**THE REQUEST**. The records below must be transcribed exactly. Do not include the pictures.

## Start THE RECORDS

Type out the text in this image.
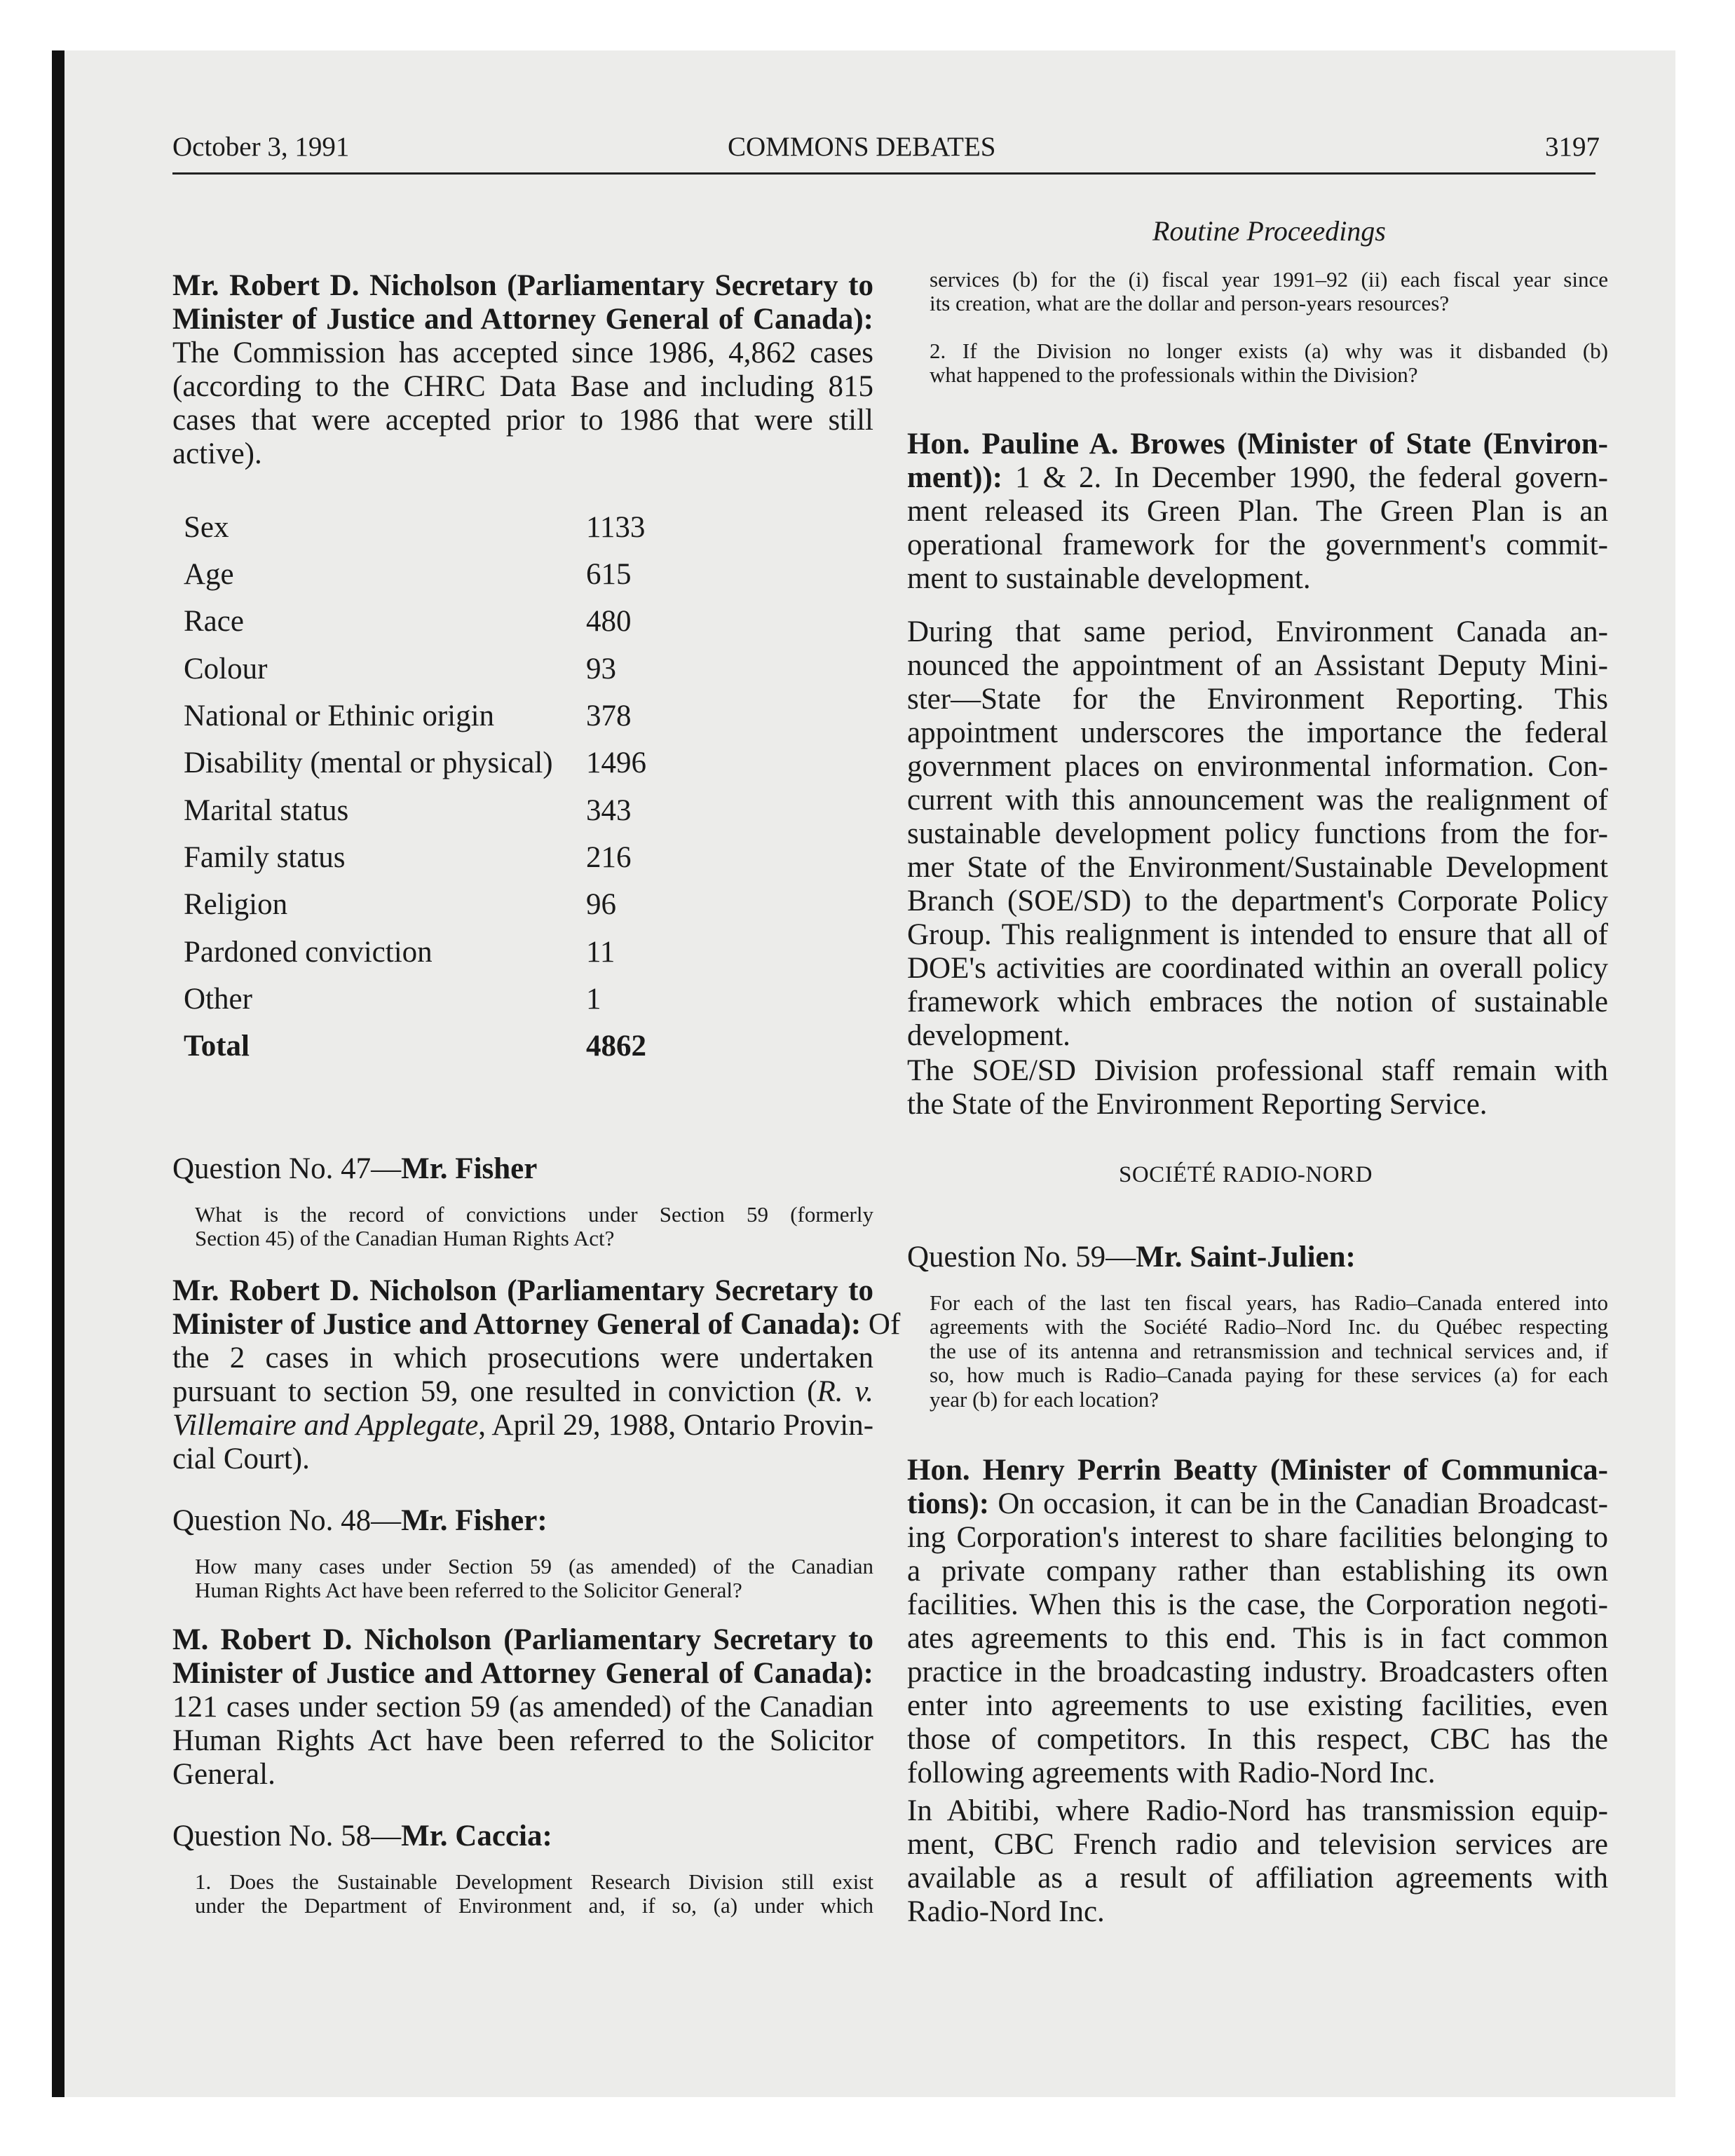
October 3, 1991	COMMONS DEBATES	3197
Routine Proceedings
Mr. Robert D. Nicholson (Parliamentary Secretary to
Minister of Justice and Attorney General of Canada):
The Commission has accepted since 1986, 4,862 cases
(according to the CHRC Data Base and including 815
cases that were accepted prior to 1986 that were still
active).
Sex	1133
Age	615
Race	480
Colour	93
National or Ethinic origin	378
Disability (mental or physical) 1496
Marital status	343
Family status	216
Religion	96
Pardoned conviction	11
Other	1
Total	4862
Question No. 47—Mr. Fisher
What is the record of convictions under Section 59 (formerly
Section 45) of the Canadian Human Rights Act?
Mr. Robert D. Nicholson (Parliamentary Secretary to
Minister of Justice and Attorney General of Canada): Of
the 2 cases in which prosecutions were undertaken
pursuant to section 59, one resulted in conviction (R. v.
Villemaire and Applegate, April 29, 1988, Ontario Provin-
cial Court).
Question No. 48—Mr. Fisher:
How many cases under Section 59 (as amended) of the Canadian
Human Rights Act have been referred to the Solicitor General?
M. Robert D. Nicholson (Parliamentary Secretary to
Minister of Justice and Attorney General of Canada):
121 cases under section 59 (as amended) of the Canadian
Human Rights Act have been referred to the Solicitor
General.
Question No. 58—Mr. Caccia:
1. Does the Sustainable Development Research Division still exist
under the Department of Environment and, if so, (a) under which
services (b) for the (i) fiscal year 1991–92 (ii) each fiscal year since
its creation, what are the dollar and person-years resources?
2. If the Division no longer exists (a) why was it disbanded (b)
what happened to the professionals within the Division?
Hon. Pauline A. Browes (Minister of State (Environ-
ment)): 1 & 2. In December 1990, the federal govern-
ment released its Green Plan. The Green Plan is an
operational framework for the government's commit-
ment to sustainable development.
During that same period, Environment Canada an-
nounced the appointment of an Assistant Deputy Mini-
ster—State for the Environment Reporting. This
appointment underscores the importance the federal
government places on environmental information. Con-
current with this announcement was the realignment of
sustainable development policy functions from the for-
mer State of the Environment/Sustainable Development
Branch (SOE/SD) to the department's Corporate Policy
Group. This realignment is intended to ensure that all of
DOE's activities are coordinated within an overall policy
framework which embraces the notion of sustainable
development.
The SOE/SD Division professional staff remain with
the State of the Environment Reporting Service.
SOCIÉTÉ RADIO-NORD
Question No. 59—Mr. Saint-Julien:
For each of the last ten fiscal years, has Radio–Canada entered into
agreements with the Société Radio–Nord Inc. du Québec respecting
the use of its antenna and retransmission and technical services and, if
so, how much is Radio–Canada paying for these services (a) for each
year (b) for each location?
Hon. Henry Perrin Beatty (Minister of Communica-
tions): On occasion, it can be in the Canadian Broadcast-
ing Corporation's interest to share facilities belonging to
a private company rather than establishing its own
facilities. When this is the case, the Corporation negoti-
ates agreements to this end. This is in fact common
practice in the broadcasting industry. Broadcasters often
enter into agreements to use existing facilities, even
those of competitors. In this respect, CBC has the
following agreements with Radio-Nord Inc.
In Abitibi, where Radio-Nord has transmission equip-
ment, CBC French radio and television services are
available as a result of affiliation agreements with
Radio-Nord Inc.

## End THE RECORDS

**EXPECTED ANSWER**.
Type out the text in this image.
October 3, 1991	COMMONS DEBATES	3197
Routine Proceedings
Mr. Robert D. Nicholson (Parliamentary Secretary to
Minister of Justice and Attorney General of Canada):
The Commission has accepted since 1986, 4,862 cases
(according to the CHRC Data Base and including 815
cases that were accepted prior to 1986 that were still
active).
Sex	1133
Age	615
Race	480
Colour	93
National or Ethinic origin	378
Disability (mental or physical) 1496
Marital status	343
Family status	216
Religion	96
Pardoned conviction	11
Other	1
Total	4862
Question No. 47—Mr. Fisher
What is the record of convictions under Section 59 (formerly
Section 45) of the Canadian Human Rights Act?
Mr. Robert D. Nicholson (Parliamentary Secretary to
Minister of Justice and Attorney General of Canada): Of
the 2 cases in which prosecutions were undertaken
pursuant to section 59, one resulted in conviction (R. v.
Villemaire and Applegate, April 29, 1988, Ontario Provin-
cial Court).
Question No. 48—Mr. Fisher:
How many cases under Section 59 (as amended) of the Canadian
Human Rights Act have been referred to the Solicitor General?
M. Robert D. Nicholson (Parliamentary Secretary to
Minister of Justice and Attorney General of Canada):
121 cases under section 59 (as amended) of the Canadian
Human Rights Act have been referred to the Solicitor
General.
Question No. 58—Mr. Caccia:
1. Does the Sustainable Development Research Division still exist
under the Department of Environment and, if so, (a) under which
services (b) for the (i) fiscal year 1991–92 (ii) each fiscal year since
its creation, what are the dollar and person-years resources?
2. If the Division no longer exists (a) why was it disbanded (b)
what happened to the professionals within the Division?
Hon. Pauline A. Browes (Minister of State (Environ-
ment)): 1 & 2. In December 1990, the federal govern-
ment released its Green Plan. The Green Plan is an
operational framework for the government's commit-
ment to sustainable development.
During that same period, Environment Canada an-
nounced the appointment of an Assistant Deputy Mini-
ster—State for the Environment Reporting. This
appointment underscores the importance the federal
government places on environmental information. Con-
current with this announcement was the realignment of
sustainable development policy functions from the for-
mer State of the Environment/Sustainable Development
Branch (SOE/SD) to the department's Corporate Policy
Group. This realignment is intended to ensure that all of
DOE's activities are coordinated within an overall policy
framework which embraces the notion of sustainable
development.
The SOE/SD Division professional staff remain with
the State of the Environment Reporting Service.
SOCIÉTÉ RADIO-NORD
Question No. 59—Mr. Saint-Julien:
For each of the last ten fiscal years, has Radio–Canada entered into
agreements with the Société Radio–Nord Inc. du Québec respecting
the use of its antenna and retransmission and technical services and, if
so, how much is Radio–Canada paying for these services (a) for each
year (b) for each location?
Hon. Henry Perrin Beatty (Minister of Communica-
tions): On occasion, it can be in the Canadian Broadcast-
ing Corporation's interest to share facilities belonging to
a private company rather than establishing its own
facilities. When this is the case, the Corporation negoti-
ates agreements to this end. This is in fact common
practice in the broadcasting industry. Broadcasters often
enter into agreements to use existing facilities, even
those of competitors. In this respect, CBC has the
following agreements with Radio-Nord Inc.
In Abitibi, where Radio-Nord has transmission equip-
ment, CBC French radio and television services are
available as a result of affiliation agreements with
Radio-Nord Inc.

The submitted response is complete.